(ENTRIES SUPPLIED)
::::

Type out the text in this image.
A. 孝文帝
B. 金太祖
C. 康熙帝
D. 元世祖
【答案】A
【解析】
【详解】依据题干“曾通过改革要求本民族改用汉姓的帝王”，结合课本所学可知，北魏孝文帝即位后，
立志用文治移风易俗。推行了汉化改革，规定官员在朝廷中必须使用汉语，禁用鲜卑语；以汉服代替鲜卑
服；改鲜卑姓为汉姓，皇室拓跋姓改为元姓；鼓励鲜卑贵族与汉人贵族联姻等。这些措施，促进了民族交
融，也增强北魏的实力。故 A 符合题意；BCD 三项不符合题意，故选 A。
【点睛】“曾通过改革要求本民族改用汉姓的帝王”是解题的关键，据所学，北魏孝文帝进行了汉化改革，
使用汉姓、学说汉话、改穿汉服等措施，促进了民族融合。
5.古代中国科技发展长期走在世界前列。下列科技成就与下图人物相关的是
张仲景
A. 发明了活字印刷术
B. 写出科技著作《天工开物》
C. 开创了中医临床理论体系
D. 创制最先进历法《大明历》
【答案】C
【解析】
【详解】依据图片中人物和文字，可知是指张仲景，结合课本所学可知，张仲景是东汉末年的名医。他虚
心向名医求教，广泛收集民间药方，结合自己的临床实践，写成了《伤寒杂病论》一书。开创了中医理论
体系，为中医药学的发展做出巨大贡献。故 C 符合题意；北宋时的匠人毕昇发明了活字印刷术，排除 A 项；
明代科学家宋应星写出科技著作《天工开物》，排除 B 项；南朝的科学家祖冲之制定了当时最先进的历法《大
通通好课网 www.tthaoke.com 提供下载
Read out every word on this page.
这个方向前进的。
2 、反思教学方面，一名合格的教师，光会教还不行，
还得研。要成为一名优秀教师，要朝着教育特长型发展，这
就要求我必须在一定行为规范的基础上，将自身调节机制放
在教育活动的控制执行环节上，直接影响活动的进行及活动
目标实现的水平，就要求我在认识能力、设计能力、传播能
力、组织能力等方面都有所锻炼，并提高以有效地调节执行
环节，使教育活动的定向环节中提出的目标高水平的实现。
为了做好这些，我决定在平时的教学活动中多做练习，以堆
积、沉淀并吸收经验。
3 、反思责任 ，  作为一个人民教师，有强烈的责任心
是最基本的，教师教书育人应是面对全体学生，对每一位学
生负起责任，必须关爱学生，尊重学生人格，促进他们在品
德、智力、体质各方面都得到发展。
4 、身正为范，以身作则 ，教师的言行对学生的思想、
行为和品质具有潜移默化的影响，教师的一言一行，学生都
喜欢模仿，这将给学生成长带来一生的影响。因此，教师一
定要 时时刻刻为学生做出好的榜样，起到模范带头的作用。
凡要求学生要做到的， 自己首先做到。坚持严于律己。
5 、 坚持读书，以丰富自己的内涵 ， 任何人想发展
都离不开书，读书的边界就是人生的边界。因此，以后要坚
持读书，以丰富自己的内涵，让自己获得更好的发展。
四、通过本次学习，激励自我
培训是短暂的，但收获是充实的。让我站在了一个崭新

::::

(EXERCISE BRIEF) Your task is to return the full listing exactly as it was given.

(EXERCISE RESULT)
Type out the text in this image.
A. 孝文帝
B. 金太祖
C. 康熙帝
D. 元世祖
【答案】A
【解析】
【详解】依据题干“曾通过改革要求本民族改用汉姓的帝王”，结合课本所学可知，北魏孝文帝即位后，
立志用文治移风易俗。推行了汉化改革，规定官员在朝廷中必须使用汉语，禁用鲜卑语；以汉服代替鲜卑
服；改鲜卑姓为汉姓，皇室拓跋姓改为元姓；鼓励鲜卑贵族与汉人贵族联姻等。这些措施，促进了民族交
融，也增强北魏的实力。故 A 符合题意；BCD 三项不符合题意，故选 A。
【点睛】“曾通过改革要求本民族改用汉姓的帝王”是解题的关键，据所学，北魏孝文帝进行了汉化改革，
使用汉姓、学说汉话、改穿汉服等措施，促进了民族融合。
5.古代中国科技发展长期走在世界前列。下列科技成就与下图人物相关的是
张仲景
A. 发明了活字印刷术
B. 写出科技著作《天工开物》
C. 开创了中医临床理论体系
D. 创制最先进历法《大明历》
【答案】C
【解析】
【详解】依据图片中人物和文字，可知是指张仲景，结合课本所学可知，张仲景是东汉末年的名医。他虚
心向名医求教，广泛收集民间药方，结合自己的临床实践，写成了《伤寒杂病论》一书。开创了中医理论
体系，为中医药学的发展做出巨大贡献。故 C 符合题意；北宋时的匠人毕昇发明了活字印刷术，排除 A 项；
明代科学家宋应星写出科技著作《天工开物》，排除 B 项；南朝的科学家祖冲之制定了当时最先进的历法《大
通通好课网 www.tthaoke.com 提供下载
Read out every word on this page.
这个方向前进的。
2 、反思教学方面，一名合格的教师，光会教还不行，
还得研。要成为一名优秀教师，要朝着教育特长型发展，这
就要求我必须在一定行为规范的基础上，将自身调节机制放
在教育活动的控制执行环节上，直接影响活动的进行及活动
目标实现的水平，就要求我在认识能力、设计能力、传播能
力、组织能力等方面都有所锻炼，并提高以有效地调节执行
环节，使教育活动的定向环节中提出的目标高水平的实现。
为了做好这些，我决定在平时的教学活动中多做练习，以堆
积、沉淀并吸收经验。
3 、反思责任 ，  作为一个人民教师，有强烈的责任心
是最基本的，教师教书育人应是面对全体学生，对每一位学
生负起责任，必须关爱学生，尊重学生人格，促进他们在品
德、智力、体质各方面都得到发展。
4 、身正为范，以身作则 ，教师的言行对学生的思想、
行为和品质具有潜移默化的影响，教师的一言一行，学生都
喜欢模仿，这将给学生成长带来一生的影响。因此，教师一
定要 时时刻刻为学生做出好的榜样，起到模范带头的作用。
凡要求学生要做到的， 自己首先做到。坚持严于律己。
5 、 坚持读书，以丰富自己的内涵 ， 任何人想发展
都离不开书，读书的边界就是人生的边界。因此，以后要坚
持读书，以丰富自己的内涵，让自己获得更好的发展。
四、通过本次学习，激励自我
培训是短暂的，但收获是充实的。让我站在了一个崭新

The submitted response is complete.